[Data records]
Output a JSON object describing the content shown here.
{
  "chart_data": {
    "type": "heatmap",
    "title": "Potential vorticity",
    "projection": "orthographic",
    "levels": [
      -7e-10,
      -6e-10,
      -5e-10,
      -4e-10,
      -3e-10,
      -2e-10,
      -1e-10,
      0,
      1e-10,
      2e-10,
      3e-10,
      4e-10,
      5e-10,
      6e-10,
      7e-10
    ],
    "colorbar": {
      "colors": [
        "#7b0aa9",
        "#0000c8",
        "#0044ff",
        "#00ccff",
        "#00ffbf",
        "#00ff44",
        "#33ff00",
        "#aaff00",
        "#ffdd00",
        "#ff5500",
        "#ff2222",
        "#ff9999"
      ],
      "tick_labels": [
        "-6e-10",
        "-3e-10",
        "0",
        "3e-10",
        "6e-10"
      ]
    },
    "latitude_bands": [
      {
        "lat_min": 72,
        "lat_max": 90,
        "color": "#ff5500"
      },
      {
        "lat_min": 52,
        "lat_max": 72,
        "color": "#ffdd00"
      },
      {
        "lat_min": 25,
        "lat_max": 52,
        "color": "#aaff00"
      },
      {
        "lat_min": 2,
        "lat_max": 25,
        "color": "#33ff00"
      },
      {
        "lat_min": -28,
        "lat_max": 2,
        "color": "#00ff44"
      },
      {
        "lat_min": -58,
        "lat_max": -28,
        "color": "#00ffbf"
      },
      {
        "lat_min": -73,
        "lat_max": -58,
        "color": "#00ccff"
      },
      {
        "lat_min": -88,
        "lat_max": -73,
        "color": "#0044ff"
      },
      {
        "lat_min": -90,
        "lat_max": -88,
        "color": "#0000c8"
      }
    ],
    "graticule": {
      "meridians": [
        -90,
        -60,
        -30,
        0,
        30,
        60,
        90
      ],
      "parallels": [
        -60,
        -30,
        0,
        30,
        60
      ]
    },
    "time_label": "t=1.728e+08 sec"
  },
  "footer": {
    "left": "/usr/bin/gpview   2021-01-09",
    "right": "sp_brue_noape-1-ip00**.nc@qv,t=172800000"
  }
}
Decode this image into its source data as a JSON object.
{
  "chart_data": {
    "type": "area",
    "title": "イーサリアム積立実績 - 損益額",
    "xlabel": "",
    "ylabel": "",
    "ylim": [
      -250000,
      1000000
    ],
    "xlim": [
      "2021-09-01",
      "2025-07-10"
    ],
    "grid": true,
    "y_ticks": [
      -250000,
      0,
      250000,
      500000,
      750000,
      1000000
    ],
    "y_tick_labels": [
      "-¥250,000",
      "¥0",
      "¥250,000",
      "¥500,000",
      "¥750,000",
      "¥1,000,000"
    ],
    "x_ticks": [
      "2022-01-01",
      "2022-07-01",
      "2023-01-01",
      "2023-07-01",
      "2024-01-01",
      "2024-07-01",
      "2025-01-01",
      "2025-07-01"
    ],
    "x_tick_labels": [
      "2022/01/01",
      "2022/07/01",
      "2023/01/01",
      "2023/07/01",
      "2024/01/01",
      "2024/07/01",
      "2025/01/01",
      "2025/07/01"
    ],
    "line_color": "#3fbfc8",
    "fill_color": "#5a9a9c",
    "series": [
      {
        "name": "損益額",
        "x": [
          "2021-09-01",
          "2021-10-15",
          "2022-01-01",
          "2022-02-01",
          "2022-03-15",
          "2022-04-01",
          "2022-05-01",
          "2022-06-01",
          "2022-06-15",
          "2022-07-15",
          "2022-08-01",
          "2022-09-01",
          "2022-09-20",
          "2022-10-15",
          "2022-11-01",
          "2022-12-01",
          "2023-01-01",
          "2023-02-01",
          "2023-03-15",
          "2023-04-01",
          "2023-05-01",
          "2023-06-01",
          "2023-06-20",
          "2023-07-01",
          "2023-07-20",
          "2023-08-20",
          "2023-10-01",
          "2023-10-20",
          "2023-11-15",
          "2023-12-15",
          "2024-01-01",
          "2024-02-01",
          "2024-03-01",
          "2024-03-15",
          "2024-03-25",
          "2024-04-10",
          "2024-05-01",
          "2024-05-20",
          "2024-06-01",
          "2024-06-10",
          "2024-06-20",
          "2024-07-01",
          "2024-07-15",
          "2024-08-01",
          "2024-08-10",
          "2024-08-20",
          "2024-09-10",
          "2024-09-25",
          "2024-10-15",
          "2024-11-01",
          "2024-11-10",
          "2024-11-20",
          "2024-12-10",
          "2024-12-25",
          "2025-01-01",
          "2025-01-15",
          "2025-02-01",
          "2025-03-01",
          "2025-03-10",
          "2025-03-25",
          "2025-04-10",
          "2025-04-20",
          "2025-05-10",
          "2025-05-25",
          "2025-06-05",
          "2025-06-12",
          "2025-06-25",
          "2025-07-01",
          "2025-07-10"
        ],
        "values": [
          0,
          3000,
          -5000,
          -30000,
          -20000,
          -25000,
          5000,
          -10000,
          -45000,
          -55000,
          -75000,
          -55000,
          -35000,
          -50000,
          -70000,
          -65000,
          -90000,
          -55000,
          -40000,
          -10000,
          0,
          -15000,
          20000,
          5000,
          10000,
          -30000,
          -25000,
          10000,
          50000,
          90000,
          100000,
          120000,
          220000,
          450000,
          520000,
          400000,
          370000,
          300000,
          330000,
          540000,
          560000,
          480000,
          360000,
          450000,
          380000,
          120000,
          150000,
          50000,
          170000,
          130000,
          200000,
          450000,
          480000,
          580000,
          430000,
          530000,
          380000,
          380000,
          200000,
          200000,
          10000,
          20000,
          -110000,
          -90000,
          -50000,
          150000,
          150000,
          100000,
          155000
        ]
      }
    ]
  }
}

_Task_
Repeat the material word for word, in full.

_Response_
Output a JSON object describing the content shown here.
{
  "chart_data": {
    "type": "heatmap",
    "title": "Potential vorticity",
    "projection": "orthographic",
    "levels": [
      -7e-10,
      -6e-10,
      -5e-10,
      -4e-10,
      -3e-10,
      -2e-10,
      -1e-10,
      0,
      1e-10,
      2e-10,
      3e-10,
      4e-10,
      5e-10,
      6e-10,
      7e-10
    ],
    "colorbar": {
      "colors": [
        "#7b0aa9",
        "#0000c8",
        "#0044ff",
        "#00ccff",
        "#00ffbf",
        "#00ff44",
        "#33ff00",
        "#aaff00",
        "#ffdd00",
        "#ff5500",
        "#ff2222",
        "#ff9999"
      ],
      "tick_labels": [
        "-6e-10",
        "-3e-10",
        "0",
        "3e-10",
        "6e-10"
      ]
    },
    "latitude_bands": [
      {
        "lat_min": 72,
        "lat_max": 90,
        "color": "#ff5500"
      },
      {
        "lat_min": 52,
        "lat_max": 72,
        "color": "#ffdd00"
      },
      {
        "lat_min": 25,
        "lat_max": 52,
        "color": "#aaff00"
      },
      {
        "lat_min": 2,
        "lat_max": 25,
        "color": "#33ff00"
      },
      {
        "lat_min": -28,
        "lat_max": 2,
        "color": "#00ff44"
      },
      {
        "lat_min": -58,
        "lat_max": -28,
        "color": "#00ffbf"
      },
      {
        "lat_min": -73,
        "lat_max": -58,
        "color": "#00ccff"
      },
      {
        "lat_min": -88,
        "lat_max": -73,
        "color": "#0044ff"
      },
      {
        "lat_min": -90,
        "lat_max": -88,
        "color": "#0000c8"
      }
    ],
    "graticule": {
      "meridians": [
        -90,
        -60,
        -30,
        0,
        30,
        60,
        90
      ],
      "parallels": [
        -60,
        -30,
        0,
        30,
        60
      ]
    },
    "time_label": "t=1.728e+08 sec"
  },
  "footer": {
    "left": "/usr/bin/gpview   2021-01-09",
    "right": "sp_brue_noape-1-ip00**.nc@qv,t=172800000"
  }
}
Decode this image into its source data as a JSON object.
{
  "chart_data": {
    "type": "area",
    "title": "イーサリアム積立実績 - 損益額",
    "xlabel": "",
    "ylabel": "",
    "ylim": [
      -250000,
      1000000
    ],
    "xlim": [
      "2021-09-01",
      "2025-07-10"
    ],
    "grid": true,
    "y_ticks": [
      -250000,
      0,
      250000,
      500000,
      750000,
      1000000
    ],
    "y_tick_labels": [
      "-¥250,000",
      "¥0",
      "¥250,000",
      "¥500,000",
      "¥750,000",
      "¥1,000,000"
    ],
    "x_ticks": [
      "2022-01-01",
      "2022-07-01",
      "2023-01-01",
      "2023-07-01",
      "2024-01-01",
      "2024-07-01",
      "2025-01-01",
      "2025-07-01"
    ],
    "x_tick_labels": [
      "2022/01/01",
      "2022/07/01",
      "2023/01/01",
      "2023/07/01",
      "2024/01/01",
      "2024/07/01",
      "2025/01/01",
      "2025/07/01"
    ],
    "line_color": "#3fbfc8",
    "fill_color": "#5a9a9c",
    "series": [
      {
        "name": "損益額",
        "x": [
          "2021-09-01",
          "2021-10-15",
          "2022-01-01",
          "2022-02-01",
          "2022-03-15",
          "2022-04-01",
          "2022-05-01",
          "2022-06-01",
          "2022-06-15",
          "2022-07-15",
          "2022-08-01",
          "2022-09-01",
          "2022-09-20",
          "2022-10-15",
          "2022-11-01",
          "2022-12-01",
          "2023-01-01",
          "2023-02-01",
          "2023-03-15",
          "2023-04-01",
          "2023-05-01",
          "2023-06-01",
          "2023-06-20",
          "2023-07-01",
          "2023-07-20",
          "2023-08-20",
          "2023-10-01",
          "2023-10-20",
          "2023-11-15",
          "2023-12-15",
          "2024-01-01",
          "2024-02-01",
          "2024-03-01",
          "2024-03-15",
          "2024-03-25",
          "2024-04-10",
          "2024-05-01",
          "2024-05-20",
          "2024-06-01",
          "2024-06-10",
          "2024-06-20",
          "2024-07-01",
          "2024-07-15",
          "2024-08-01",
          "2024-08-10",
          "2024-08-20",
          "2024-09-10",
          "2024-09-25",
          "2024-10-15",
          "2024-11-01",
          "2024-11-10",
          "2024-11-20",
          "2024-12-10",
          "2024-12-25",
          "2025-01-01",
          "2025-01-15",
          "2025-02-01",
          "2025-03-01",
          "2025-03-10",
          "2025-03-25",
          "2025-04-10",
          "2025-04-20",
          "2025-05-10",
          "2025-05-25",
          "2025-06-05",
          "2025-06-12",
          "2025-06-25",
          "2025-07-01",
          "2025-07-10"
        ],
        "values": [
          0,
          3000,
          -5000,
          -30000,
          -20000,
          -25000,
          5000,
          -10000,
          -45000,
          -55000,
          -75000,
          -55000,
          -35000,
          -50000,
          -70000,
          -65000,
          -90000,
          -55000,
          -40000,
          -10000,
          0,
          -15000,
          20000,
          5000,
          10000,
          -30000,
          -25000,
          10000,
          50000,
          90000,
          100000,
          120000,
          220000,
          450000,
          520000,
          400000,
          370000,
          300000,
          330000,
          540000,
          560000,
          480000,
          360000,
          450000,
          380000,
          120000,
          150000,
          50000,
          170000,
          130000,
          200000,
          450000,
          480000,
          580000,
          430000,
          530000,
          380000,
          380000,
          200000,
          200000,
          10000,
          20000,
          -110000,
          -90000,
          -50000,
          150000,
          150000,
          100000,
          155000
        ]
      }
    ]
  }
}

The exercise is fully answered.